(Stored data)
◆ ◆ ◆ ◆ ◆

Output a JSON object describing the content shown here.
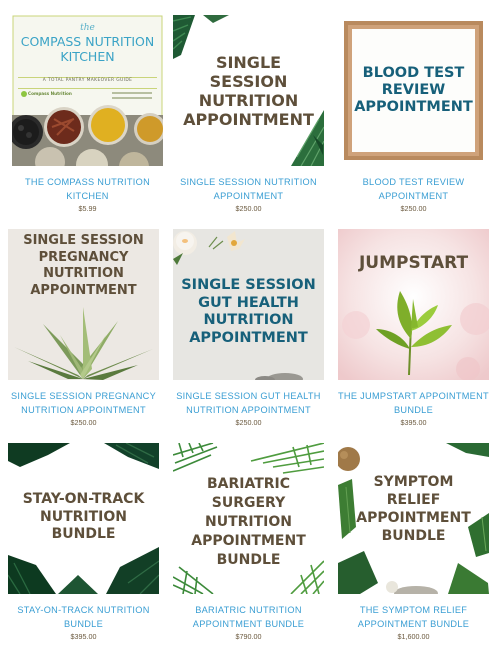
{
  "products": [
    {
      "name": "THE COMPASS NUTRITION KITCHEN",
      "price": "$5.99",
      "book": {
        "the": "the",
        "title": "COMPASS NUTRITION\nKITCHEN",
        "subtitle": "A TOTAL PANTRY MAKEOVER GUIDE",
        "brand": "Compass Nutrition"
      }
    },
    {
      "name": "SINGLE SESSION NUTRITION APPOINTMENT",
      "price": "$250.00",
      "headline": "SINGLE\nSESSION\nNUTRITION\nAPPOINTMENT"
    },
    {
      "name": "BLOOD TEST REVIEW APPOINTMENT",
      "price": "$250.00",
      "headline": "BLOOD TEST\nREVIEW\nAPPOINTMENT"
    },
    {
      "name": "SINGLE SESSION PREGNANCY NUTRITION APPOINTMENT",
      "price": "$250.00",
      "headline": "SINGLE SESSION\nPREGNANCY\nNUTRITION\nAPPOINTMENT"
    },
    {
      "name": "SINGLE SESSION GUT HEALTH NUTRITION APPOINTMENT",
      "price": "$250.00",
      "headline": "SINGLE SESSION\nGUT HEALTH\nNUTRITION\nAPPOINTMENT"
    },
    {
      "name": "THE JUMPSTART APPOINTMENT BUNDLE",
      "price": "$395.00",
      "headline": "JUMPSTART"
    },
    {
      "name": "STAY-ON-TRACK NUTRITION BUNDLE",
      "price": "$395.00",
      "headline": "STAY-ON-TRACK\nNUTRITION\nBUNDLE"
    },
    {
      "name": "BARIATRIC NUTRITION APPOINTMENT BUNDLE",
      "price": "$790.00",
      "headline": "BARIATRIC\nSURGERY\nNUTRITION\nAPPOINTMENT\nBUNDLE"
    },
    {
      "name": "THE SYMPTOM RELIEF APPOINTMENT BUNDLE",
      "price": "$1,600.00",
      "headline": "SYMPTOM\nRELIEF\nAPPOINTMENT\nBUNDLE"
    }
  ],
  "colors": {
    "link": "#3a9ed3",
    "price": "#6b5a3f",
    "headline_brown": "#5e4f3a",
    "headline_teal": "#17607a"
  }
}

◆ ◆ ◆ ◆ ◆

## DO THIS
The records above are to be reproduced exactly; the pictures are to be left out.

## RESPONSE TO THIS EXERCISE
Output a JSON object describing the content shown here.
{
  "products": [
    {
      "name": "THE COMPASS NUTRITION KITCHEN",
      "price": "$5.99",
      "book": {
        "the": "the",
        "title": "COMPASS NUTRITION\nKITCHEN",
        "subtitle": "A TOTAL PANTRY MAKEOVER GUIDE",
        "brand": "Compass Nutrition"
      }
    },
    {
      "name": "SINGLE SESSION NUTRITION APPOINTMENT",
      "price": "$250.00",
      "headline": "SINGLE\nSESSION\nNUTRITION\nAPPOINTMENT"
    },
    {
      "name": "BLOOD TEST REVIEW APPOINTMENT",
      "price": "$250.00",
      "headline": "BLOOD TEST\nREVIEW\nAPPOINTMENT"
    },
    {
      "name": "SINGLE SESSION PREGNANCY NUTRITION APPOINTMENT",
      "price": "$250.00",
      "headline": "SINGLE SESSION\nPREGNANCY\nNUTRITION\nAPPOINTMENT"
    },
    {
      "name": "SINGLE SESSION GUT HEALTH NUTRITION APPOINTMENT",
      "price": "$250.00",
      "headline": "SINGLE SESSION\nGUT HEALTH\nNUTRITION\nAPPOINTMENT"
    },
    {
      "name": "THE JUMPSTART APPOINTMENT BUNDLE",
      "price": "$395.00",
      "headline": "JUMPSTART"
    },
    {
      "name": "STAY-ON-TRACK NUTRITION BUNDLE",
      "price": "$395.00",
      "headline": "STAY-ON-TRACK\nNUTRITION\nBUNDLE"
    },
    {
      "name": "BARIATRIC NUTRITION APPOINTMENT BUNDLE",
      "price": "$790.00",
      "headline": "BARIATRIC\nSURGERY\nNUTRITION\nAPPOINTMENT\nBUNDLE"
    },
    {
      "name": "THE SYMPTOM RELIEF APPOINTMENT BUNDLE",
      "price": "$1,600.00",
      "headline": "SYMPTOM\nRELIEF\nAPPOINTMENT\nBUNDLE"
    }
  ],
  "colors": {
    "link": "#3a9ed3",
    "price": "#6b5a3f",
    "headline_brown": "#5e4f3a",
    "headline_teal": "#17607a"
  }
}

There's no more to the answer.